►

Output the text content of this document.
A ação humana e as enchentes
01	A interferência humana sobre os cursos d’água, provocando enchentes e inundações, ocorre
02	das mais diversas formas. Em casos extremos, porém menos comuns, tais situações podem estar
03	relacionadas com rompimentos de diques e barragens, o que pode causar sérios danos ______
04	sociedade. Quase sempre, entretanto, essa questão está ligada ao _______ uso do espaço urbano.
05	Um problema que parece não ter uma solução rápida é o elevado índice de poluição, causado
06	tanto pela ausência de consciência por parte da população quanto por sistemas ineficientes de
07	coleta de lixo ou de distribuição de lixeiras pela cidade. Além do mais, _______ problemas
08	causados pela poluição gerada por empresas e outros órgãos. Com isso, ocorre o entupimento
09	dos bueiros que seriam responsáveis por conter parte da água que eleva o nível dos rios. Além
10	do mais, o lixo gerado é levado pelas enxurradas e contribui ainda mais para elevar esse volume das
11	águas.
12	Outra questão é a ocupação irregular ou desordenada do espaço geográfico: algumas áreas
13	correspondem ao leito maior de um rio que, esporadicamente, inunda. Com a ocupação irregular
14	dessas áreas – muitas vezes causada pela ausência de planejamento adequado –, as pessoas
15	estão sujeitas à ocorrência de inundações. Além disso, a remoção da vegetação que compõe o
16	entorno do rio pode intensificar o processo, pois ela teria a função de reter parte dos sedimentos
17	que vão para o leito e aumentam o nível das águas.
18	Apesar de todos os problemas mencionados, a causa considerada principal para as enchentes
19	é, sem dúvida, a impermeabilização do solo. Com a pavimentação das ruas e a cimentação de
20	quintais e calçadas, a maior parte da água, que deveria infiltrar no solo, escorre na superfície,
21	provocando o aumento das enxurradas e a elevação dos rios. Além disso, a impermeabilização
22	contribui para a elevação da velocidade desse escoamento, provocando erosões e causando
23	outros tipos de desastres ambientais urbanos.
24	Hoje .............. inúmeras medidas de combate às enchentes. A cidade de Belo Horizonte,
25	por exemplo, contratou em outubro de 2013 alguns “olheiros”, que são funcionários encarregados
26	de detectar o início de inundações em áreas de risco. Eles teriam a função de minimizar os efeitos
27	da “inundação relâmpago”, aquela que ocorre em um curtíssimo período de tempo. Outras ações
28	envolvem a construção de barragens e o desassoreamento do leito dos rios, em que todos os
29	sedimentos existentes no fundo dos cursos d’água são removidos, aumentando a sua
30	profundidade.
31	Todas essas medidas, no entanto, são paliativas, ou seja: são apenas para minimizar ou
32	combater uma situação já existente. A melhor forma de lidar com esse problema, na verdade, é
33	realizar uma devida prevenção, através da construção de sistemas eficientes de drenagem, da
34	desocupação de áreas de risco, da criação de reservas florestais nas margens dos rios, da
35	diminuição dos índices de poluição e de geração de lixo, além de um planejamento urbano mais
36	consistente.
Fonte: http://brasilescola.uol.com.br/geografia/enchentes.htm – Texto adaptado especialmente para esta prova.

◄

→ PROBLEM TO WORK ON
Copy out every line that includes the word "poluição".

→ RESPONSE TO THIS TASK
05	Um problema que parece não ter uma solução rápida é o elevado índice de poluição, causado
08	causados pela poluição gerada por empresas e outros órgãos. Com isso, ocorre o entupimento
35	diminuição dos índices de poluição e de geração de lixo, além de um planejamento urbano mais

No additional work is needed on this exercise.